CONSEGNA DELL'ESERCIZIO:
Estragga dall'elenco seguente tutte le righe e le trascriva senza alcuna modifica, escludendo le immagini dalla risposta.

ESTRATTI DEI DATI:
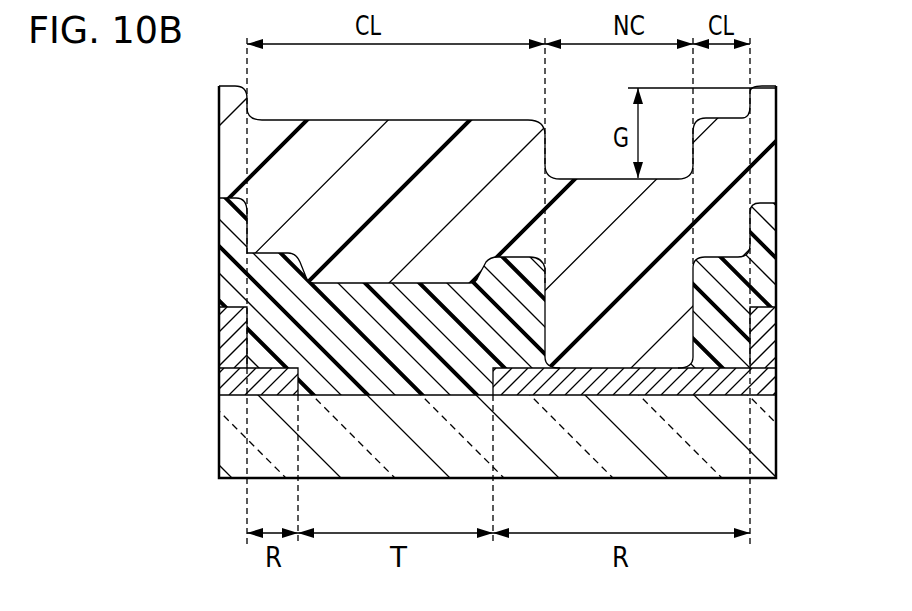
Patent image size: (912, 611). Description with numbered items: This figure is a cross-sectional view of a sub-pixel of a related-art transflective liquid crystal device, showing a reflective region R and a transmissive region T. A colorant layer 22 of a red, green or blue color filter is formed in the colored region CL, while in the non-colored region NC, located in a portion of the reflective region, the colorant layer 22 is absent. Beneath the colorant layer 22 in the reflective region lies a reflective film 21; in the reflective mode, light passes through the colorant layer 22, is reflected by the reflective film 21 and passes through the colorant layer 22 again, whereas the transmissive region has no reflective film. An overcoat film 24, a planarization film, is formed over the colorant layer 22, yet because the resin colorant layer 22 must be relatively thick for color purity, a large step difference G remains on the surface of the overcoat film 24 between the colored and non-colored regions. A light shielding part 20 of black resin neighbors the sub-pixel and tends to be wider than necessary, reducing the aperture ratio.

The light shielding part 20 is at (765, 323).
The reflective film 21 is at (770, 383).
The colorant layer 22 is at (282, 292).
The overcoat film 24 is at (270, 174).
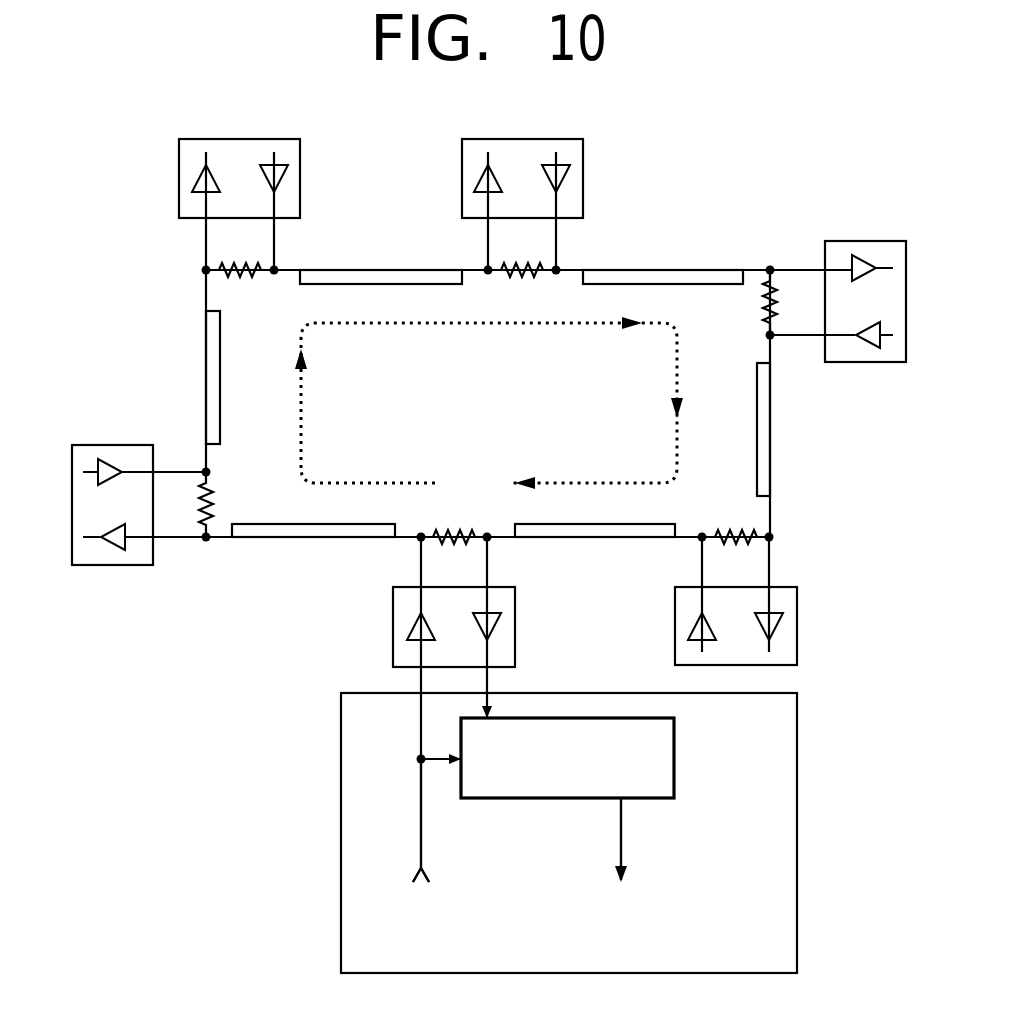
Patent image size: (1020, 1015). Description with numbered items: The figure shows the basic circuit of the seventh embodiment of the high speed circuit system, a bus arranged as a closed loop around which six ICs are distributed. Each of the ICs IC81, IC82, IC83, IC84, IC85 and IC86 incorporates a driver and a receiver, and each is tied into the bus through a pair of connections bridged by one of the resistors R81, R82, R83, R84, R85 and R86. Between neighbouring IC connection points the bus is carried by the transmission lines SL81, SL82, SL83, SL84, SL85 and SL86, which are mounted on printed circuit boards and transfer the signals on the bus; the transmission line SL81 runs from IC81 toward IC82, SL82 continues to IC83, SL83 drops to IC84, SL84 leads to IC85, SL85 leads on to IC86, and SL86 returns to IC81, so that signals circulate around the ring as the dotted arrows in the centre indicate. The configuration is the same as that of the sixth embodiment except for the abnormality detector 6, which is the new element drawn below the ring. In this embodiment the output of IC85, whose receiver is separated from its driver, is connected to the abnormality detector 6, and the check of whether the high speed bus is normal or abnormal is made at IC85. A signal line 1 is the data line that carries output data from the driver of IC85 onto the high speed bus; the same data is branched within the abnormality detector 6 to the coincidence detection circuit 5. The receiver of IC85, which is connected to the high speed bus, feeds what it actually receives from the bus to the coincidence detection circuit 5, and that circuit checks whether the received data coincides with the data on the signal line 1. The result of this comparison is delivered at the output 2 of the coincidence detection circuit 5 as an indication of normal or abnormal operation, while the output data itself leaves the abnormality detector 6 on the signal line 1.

The IC incorporating a driver and a receiver IC81 is at (302, 160).
The IC incorporating a driver and a receiver IC82 is at (585, 160).
The IC incorporating a driver and a receiver IC83 is at (852, 239).
The IC incorporating a driver and a receiver IC84 is at (676, 640).
The IC incorporating a driver and a receiver IC85 is at (392, 640).
The IC incorporating a driver and a receiver IC86 is at (118, 566).
The transmission line SL81 is at (381, 258).
The transmission line SL82 is at (663, 258).
The transmission line SL83 is at (801, 429).
The transmission line SL84 is at (595, 548).
The transmission line SL85 is at (313, 548).
The transmission line SL86 is at (176, 377).
The resistor R81 is at (240, 287).
The resistor R82 is at (522, 287).
The resistor R83 is at (744, 302).
The resistor R84 is at (735, 518).
The resistor R85 is at (454, 519).
The resistor R86 is at (232, 504).
The signal line 1 is at (417, 840).
The normal/abnormal output 2 is at (623, 840).
The coincidence detection circuit 5 is at (676, 757).
The abnormality detector 6 is at (337, 748).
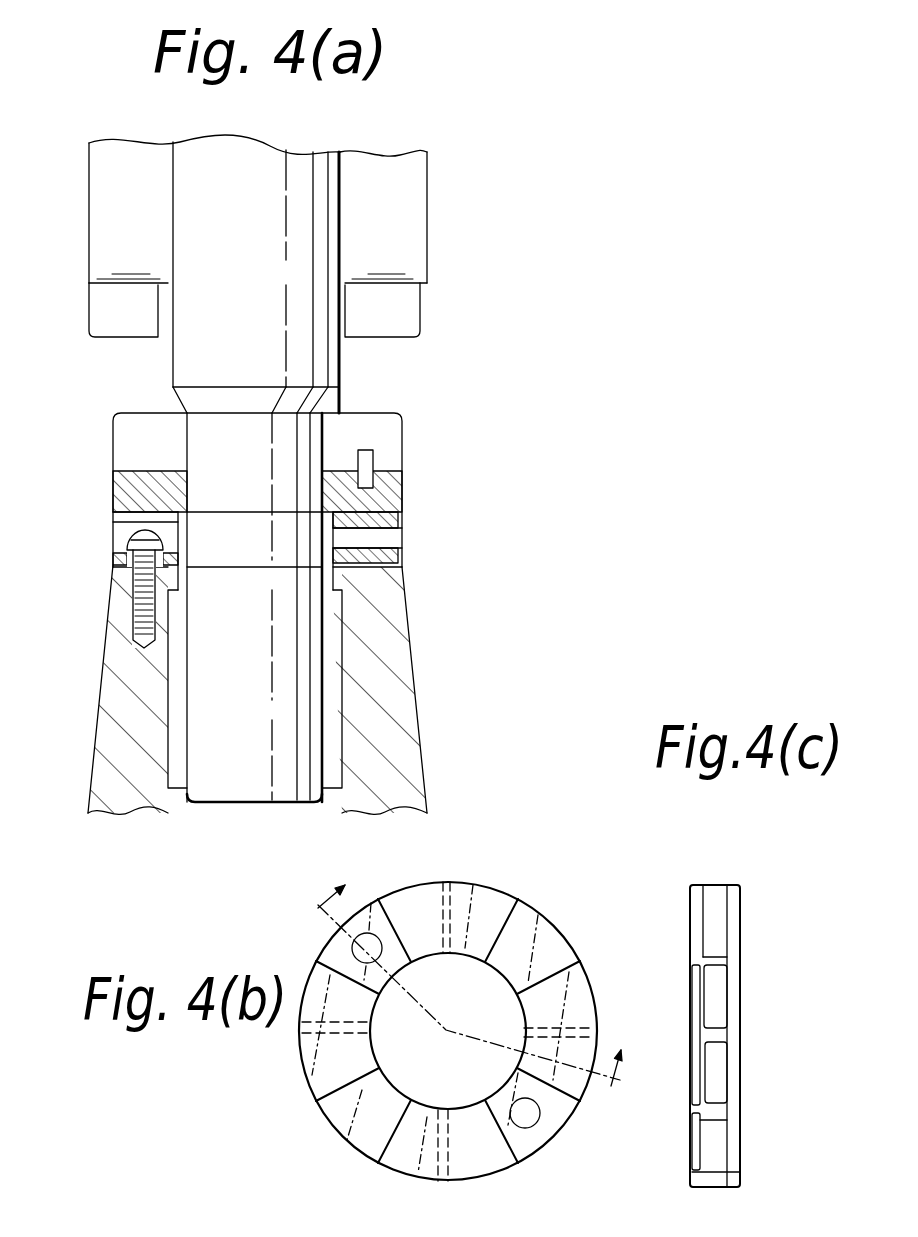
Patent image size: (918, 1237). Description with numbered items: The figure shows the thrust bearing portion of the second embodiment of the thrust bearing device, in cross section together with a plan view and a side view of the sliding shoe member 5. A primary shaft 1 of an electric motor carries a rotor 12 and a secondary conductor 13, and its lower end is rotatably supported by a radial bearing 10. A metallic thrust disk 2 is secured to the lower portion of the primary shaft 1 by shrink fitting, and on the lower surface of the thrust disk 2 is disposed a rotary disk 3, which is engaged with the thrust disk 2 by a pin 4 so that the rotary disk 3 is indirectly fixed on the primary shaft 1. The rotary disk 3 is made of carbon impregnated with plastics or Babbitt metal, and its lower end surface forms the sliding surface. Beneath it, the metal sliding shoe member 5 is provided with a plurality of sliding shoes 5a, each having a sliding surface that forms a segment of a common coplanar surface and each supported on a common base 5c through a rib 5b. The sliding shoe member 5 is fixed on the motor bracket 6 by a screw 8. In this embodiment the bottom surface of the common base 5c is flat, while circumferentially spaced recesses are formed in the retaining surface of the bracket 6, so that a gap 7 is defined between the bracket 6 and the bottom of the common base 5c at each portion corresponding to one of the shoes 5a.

In FIG. 4A, the primary shaft 1 is at (340, 193).
In FIG. 4A, the rotor 12 is at (427, 238).
In FIG. 4A, the secondary conductor 13 is at (427, 312).
In FIG. 4A, the thrust disk 2 is at (402, 440).
In FIG. 4A, the rotary disk 3 is at (113, 495).
In FIG. 4A, the pin 4 is at (375, 462).
In FIG. 4A, the sliding shoe member 5 is at (113, 543).
In FIG. 4B, the sliding shoe member 5 is at (568, 935).
In FIG. 4C, the sliding shoe member 5 is at (731, 875).
In FIG. 4A, the sliding shoe 5a is at (113, 515).
In FIG. 4B, the sliding shoe 5a is at (497, 912).
In FIG. 4C, the sliding shoe 5a is at (695, 985).
In FIG. 4A, the rib 5b is at (402, 538).
In FIG. 4B, the rib 5b is at (465, 890).
In FIG. 4C, the rib 5b is at (710, 1037).
In FIG. 4A, the common base 5c is at (113, 557).
In FIG. 4B, the common base 5c is at (533, 968).
In FIG. 4C, the common base 5c is at (730, 1068).
In FIG. 4A, the motor bracket 6 is at (427, 676).
In FIG. 4A, the gap 7 is at (390, 570).
In FIG. 4A, the screw 8 is at (132, 603).
In FIG. 4A, the radial bearing 10 is at (163, 728).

RISPOSTA:
Patent image size: (912, 611). Description with numbered items: This figure is a cross-sectional view of a sub-pixel of a related-art transflective liquid crystal device, showing a reflective region R and a transmissive region T. A colorant layer 22 of a red, green or blue color filter is formed in the colored region CL, while in the non-colored region NC, located in a portion of the reflective region, the colorant layer 22 is absent. Beneath the colorant layer 22 in the reflective region lies a reflective film 21; in the reflective mode, light passes through the colorant layer 22, is reflected by the reflective film 21 and passes through the colorant layer 22 again, whereas the transmissive region has no reflective film. An overcoat film 24, a planarization film, is formed over the colorant layer 22, yet because the resin colorant layer 22 must be relatively thick for color purity, a large step difference G remains on the surface of the overcoat film 24 between the colored and non-colored regions. A light shielding part 20 of black resin neighbors the sub-pixel and tends to be wider than necessary, reducing the aperture ratio.

The light shielding part 20 is at (765, 323).
The reflective film 21 is at (770, 383).
The colorant layer 22 is at (282, 292).
The overcoat film 24 is at (270, 174).
Patent image size: (1020, 1015). Description with numbered items: The figure shows the basic circuit of the seventh embodiment of the high speed circuit system, a bus arranged as a closed loop around which six ICs are distributed. Each of the ICs IC81, IC82, IC83, IC84, IC85 and IC86 incorporates a driver and a receiver, and each is tied into the bus through a pair of connections bridged by one of the resistors R81, R82, R83, R84, R85 and R86. Between neighbouring IC connection points the bus is carried by the transmission lines SL81, SL82, SL83, SL84, SL85 and SL86, which are mounted on printed circuit boards and transfer the signals on the bus; the transmission line SL81 runs from IC81 toward IC82, SL82 continues to IC83, SL83 drops to IC84, SL84 leads to IC85, SL85 leads on to IC86, and SL86 returns to IC81, so that signals circulate around the ring as the dotted arrows in the centre indicate. The configuration is the same as that of the sixth embodiment except for the abnormality detector 6, which is the new element drawn below the ring. In this embodiment the output of IC85, whose receiver is separated from its driver, is connected to the abnormality detector 6, and the check of whether the high speed bus is normal or abnormal is made at IC85. A signal line 1 is the data line that carries output data from the driver of IC85 onto the high speed bus; the same data is branched within the abnormality detector 6 to the coincidence detection circuit 5. The receiver of IC85, which is connected to the high speed bus, feeds what it actually receives from the bus to the coincidence detection circuit 5, and that circuit checks whether the received data coincides with the data on the signal line 1. The result of this comparison is delivered at the output 2 of the coincidence detection circuit 5 as an indication of normal or abnormal operation, while the output data itself leaves the abnormality detector 6 on the signal line 1.

The IC incorporating a driver and a receiver IC81 is at (302, 160).
The IC incorporating a driver and a receiver IC82 is at (585, 160).
The IC incorporating a driver and a receiver IC83 is at (852, 239).
The IC incorporating a driver and a receiver IC84 is at (676, 640).
The IC incorporating a driver and a receiver IC85 is at (392, 640).
The IC incorporating a driver and a receiver IC86 is at (118, 566).
The transmission line SL81 is at (381, 258).
The transmission line SL82 is at (663, 258).
The transmission line SL83 is at (801, 429).
The transmission line SL84 is at (595, 548).
The transmission line SL85 is at (313, 548).
The transmission line SL86 is at (176, 377).
The resistor R81 is at (240, 287).
The resistor R82 is at (522, 287).
The resistor R83 is at (744, 302).
The resistor R84 is at (735, 518).
The resistor R85 is at (454, 519).
The resistor R86 is at (232, 504).
The signal line 1 is at (417, 840).
The normal/abnormal output 2 is at (623, 840).
The coincidence detection circuit 5 is at (676, 757).
The abnormality detector 6 is at (337, 748).
Patent image size: (918, 1237). Description with numbered items: The figure shows the thrust bearing portion of the second embodiment of the thrust bearing device, in cross section together with a plan view and a side view of the sliding shoe member 5. A primary shaft 1 of an electric motor carries a rotor 12 and a secondary conductor 13, and its lower end is rotatably supported by a radial bearing 10. A metallic thrust disk 2 is secured to the lower portion of the primary shaft 1 by shrink fitting, and on the lower surface of the thrust disk 2 is disposed a rotary disk 3, which is engaged with the thrust disk 2 by a pin 4 so that the rotary disk 3 is indirectly fixed on the primary shaft 1. The rotary disk 3 is made of carbon impregnated with plastics or Babbitt metal, and its lower end surface forms the sliding surface. Beneath it, the metal sliding shoe member 5 is provided with a plurality of sliding shoes 5a, each having a sliding surface that forms a segment of a common coplanar surface and each supported on a common base 5c through a rib 5b. The sliding shoe member 5 is fixed on the motor bracket 6 by a screw 8. In this embodiment the bottom surface of the common base 5c is flat, while circumferentially spaced recesses are formed in the retaining surface of the bracket 6, so that a gap 7 is defined between the bracket 6 and the bottom of the common base 5c at each portion corresponding to one of the shoes 5a.

In FIG. 4A, the primary shaft 1 is at (340, 193).
In FIG. 4A, the rotor 12 is at (427, 238).
In FIG. 4A, the secondary conductor 13 is at (427, 312).
In FIG. 4A, the thrust disk 2 is at (402, 440).
In FIG. 4A, the rotary disk 3 is at (113, 495).
In FIG. 4A, the pin 4 is at (375, 462).
In FIG. 4A, the sliding shoe member 5 is at (113, 543).
In FIG. 4B, the sliding shoe member 5 is at (568, 935).
In FIG. 4C, the sliding shoe member 5 is at (731, 875).
In FIG. 4A, the sliding shoe 5a is at (113, 515).
In FIG. 4B, the sliding shoe 5a is at (497, 912).
In FIG. 4C, the sliding shoe 5a is at (695, 985).
In FIG. 4A, the rib 5b is at (402, 538).
In FIG. 4B, the rib 5b is at (465, 890).
In FIG. 4C, the rib 5b is at (710, 1037).
In FIG. 4A, the common base 5c is at (113, 557).
In FIG. 4B, the common base 5c is at (533, 968).
In FIG. 4C, the common base 5c is at (730, 1068).
In FIG. 4A, the motor bracket 6 is at (427, 676).
In FIG. 4A, the gap 7 is at (390, 570).
In FIG. 4A, the screw 8 is at (132, 603).
In FIG. 4A, the radial bearing 10 is at (163, 728).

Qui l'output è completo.